GIVEN INSTRUCTION: Copy every line of the data exactly, leaving nothing out.

RECORDS FOR THE TASK:
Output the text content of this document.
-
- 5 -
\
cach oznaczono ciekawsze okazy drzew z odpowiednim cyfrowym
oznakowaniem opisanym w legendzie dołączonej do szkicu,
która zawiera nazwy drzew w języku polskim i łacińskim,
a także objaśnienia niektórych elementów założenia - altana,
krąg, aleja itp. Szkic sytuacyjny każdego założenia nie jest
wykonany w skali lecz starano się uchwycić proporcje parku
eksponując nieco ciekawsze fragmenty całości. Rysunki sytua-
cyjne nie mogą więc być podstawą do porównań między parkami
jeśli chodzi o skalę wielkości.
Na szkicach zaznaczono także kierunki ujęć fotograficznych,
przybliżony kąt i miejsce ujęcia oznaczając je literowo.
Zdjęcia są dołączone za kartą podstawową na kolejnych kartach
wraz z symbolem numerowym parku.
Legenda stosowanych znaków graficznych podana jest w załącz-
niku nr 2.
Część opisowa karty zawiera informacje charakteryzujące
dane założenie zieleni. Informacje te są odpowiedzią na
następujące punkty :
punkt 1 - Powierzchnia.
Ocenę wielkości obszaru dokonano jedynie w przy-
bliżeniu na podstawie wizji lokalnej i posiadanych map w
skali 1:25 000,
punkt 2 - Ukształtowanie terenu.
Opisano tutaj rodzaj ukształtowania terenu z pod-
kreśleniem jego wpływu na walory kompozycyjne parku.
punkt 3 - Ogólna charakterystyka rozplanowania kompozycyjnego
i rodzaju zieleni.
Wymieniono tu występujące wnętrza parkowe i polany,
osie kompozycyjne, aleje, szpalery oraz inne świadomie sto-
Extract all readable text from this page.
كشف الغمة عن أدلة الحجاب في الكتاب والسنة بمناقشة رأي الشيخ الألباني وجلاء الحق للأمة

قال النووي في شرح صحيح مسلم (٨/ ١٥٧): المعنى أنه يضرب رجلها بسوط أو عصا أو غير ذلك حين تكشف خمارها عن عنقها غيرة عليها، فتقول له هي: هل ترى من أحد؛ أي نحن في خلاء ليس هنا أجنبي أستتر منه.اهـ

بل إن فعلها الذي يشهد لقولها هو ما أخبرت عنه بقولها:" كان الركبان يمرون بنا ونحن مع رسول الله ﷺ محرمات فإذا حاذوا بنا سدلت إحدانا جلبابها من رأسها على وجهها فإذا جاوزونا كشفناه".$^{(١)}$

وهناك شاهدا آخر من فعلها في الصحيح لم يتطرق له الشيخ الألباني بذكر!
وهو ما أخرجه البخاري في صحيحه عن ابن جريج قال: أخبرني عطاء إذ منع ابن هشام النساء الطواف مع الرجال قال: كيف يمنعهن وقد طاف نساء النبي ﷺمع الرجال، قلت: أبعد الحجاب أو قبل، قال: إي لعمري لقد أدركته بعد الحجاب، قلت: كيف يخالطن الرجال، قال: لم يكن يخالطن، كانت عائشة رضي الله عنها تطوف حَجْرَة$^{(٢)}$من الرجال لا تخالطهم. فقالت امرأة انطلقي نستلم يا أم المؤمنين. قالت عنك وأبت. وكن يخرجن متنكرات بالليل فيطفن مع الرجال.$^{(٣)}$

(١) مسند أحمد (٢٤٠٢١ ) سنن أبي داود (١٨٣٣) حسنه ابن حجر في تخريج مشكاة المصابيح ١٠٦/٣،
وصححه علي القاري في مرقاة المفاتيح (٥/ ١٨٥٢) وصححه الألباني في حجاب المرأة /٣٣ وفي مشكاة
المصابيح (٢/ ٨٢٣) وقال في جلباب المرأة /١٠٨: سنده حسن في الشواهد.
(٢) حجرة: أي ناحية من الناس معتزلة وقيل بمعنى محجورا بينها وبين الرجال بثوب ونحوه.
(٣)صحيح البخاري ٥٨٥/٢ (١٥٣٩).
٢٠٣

RIGHT ANSWER:
Output the text content of this document.
-
- 5 -
\
cach oznaczono ciekawsze okazy drzew z odpowiednim cyfrowym
oznakowaniem opisanym w legendzie dołączonej do szkicu,
która zawiera nazwy drzew w języku polskim i łacińskim,
a także objaśnienia niektórych elementów założenia - altana,
krąg, aleja itp. Szkic sytuacyjny każdego założenia nie jest
wykonany w skali lecz starano się uchwycić proporcje parku
eksponując nieco ciekawsze fragmenty całości. Rysunki sytua-
cyjne nie mogą więc być podstawą do porównań między parkami
jeśli chodzi o skalę wielkości.
Na szkicach zaznaczono także kierunki ujęć fotograficznych,
przybliżony kąt i miejsce ujęcia oznaczając je literowo.
Zdjęcia są dołączone za kartą podstawową na kolejnych kartach
wraz z symbolem numerowym parku.
Legenda stosowanych znaków graficznych podana jest w załącz-
niku nr 2.
Część opisowa karty zawiera informacje charakteryzujące
dane założenie zieleni. Informacje te są odpowiedzią na
następujące punkty :
punkt 1 - Powierzchnia.
Ocenę wielkości obszaru dokonano jedynie w przy-
bliżeniu na podstawie wizji lokalnej i posiadanych map w
skali 1:25 000,
punkt 2 - Ukształtowanie terenu.
Opisano tutaj rodzaj ukształtowania terenu z pod-
kreśleniem jego wpływu na walory kompozycyjne parku.
punkt 3 - Ogólna charakterystyka rozplanowania kompozycyjnego
i rodzaju zieleni.
Wymieniono tu występujące wnętrza parkowe i polany,
osie kompozycyjne, aleje, szpalery oraz inne świadomie sto-
Extract all readable text from this page.
كشف الغمة عن أدلة الحجاب في الكتاب والسنة بمناقشة رأي الشيخ الألباني وجلاء الحق للأمة

قال النووي في شرح صحيح مسلم (٨/ ١٥٧): المعنى أنه يضرب رجلها بسوط أو عصا أو غير ذلك حين تكشف خمارها عن عنقها غيرة عليها، فتقول له هي: هل ترى من أحد؛ أي نحن في خلاء ليس هنا أجنبي أستتر منه.اهـ

بل إن فعلها الذي يشهد لقولها هو ما أخبرت عنه بقولها:" كان الركبان يمرون بنا ونحن مع رسول الله ﷺ محرمات فإذا حاذوا بنا سدلت إحدانا جلبابها من رأسها على وجهها فإذا جاوزونا كشفناه".$^{(١)}$

وهناك شاهدا آخر من فعلها في الصحيح لم يتطرق له الشيخ الألباني بذكر!
وهو ما أخرجه البخاري في صحيحه عن ابن جريج قال: أخبرني عطاء إذ منع ابن هشام النساء الطواف مع الرجال قال: كيف يمنعهن وقد طاف نساء النبي ﷺمع الرجال، قلت: أبعد الحجاب أو قبل، قال: إي لعمري لقد أدركته بعد الحجاب، قلت: كيف يخالطن الرجال، قال: لم يكن يخالطن، كانت عائشة رضي الله عنها تطوف حَجْرَة$^{(٢)}$من الرجال لا تخالطهم. فقالت امرأة انطلقي نستلم يا أم المؤمنين. قالت عنك وأبت. وكن يخرجن متنكرات بالليل فيطفن مع الرجال.$^{(٣)}$

(١) مسند أحمد (٢٤٠٢١ ) سنن أبي داود (١٨٣٣) حسنه ابن حجر في تخريج مشكاة المصابيح ١٠٦/٣،
وصححه علي القاري في مرقاة المفاتيح (٥/ ١٨٥٢) وصححه الألباني في حجاب المرأة /٣٣ وفي مشكاة
المصابيح (٢/ ٨٢٣) وقال في جلباب المرأة /١٠٨: سنده حسن في الشواهد.
(٢) حجرة: أي ناحية من الناس معتزلة وقيل بمعنى محجورا بينها وبين الرجال بثوب ونحوه.
(٣)صحيح البخاري ٥٨٥/٢ (١٥٣٩).
٢٠٣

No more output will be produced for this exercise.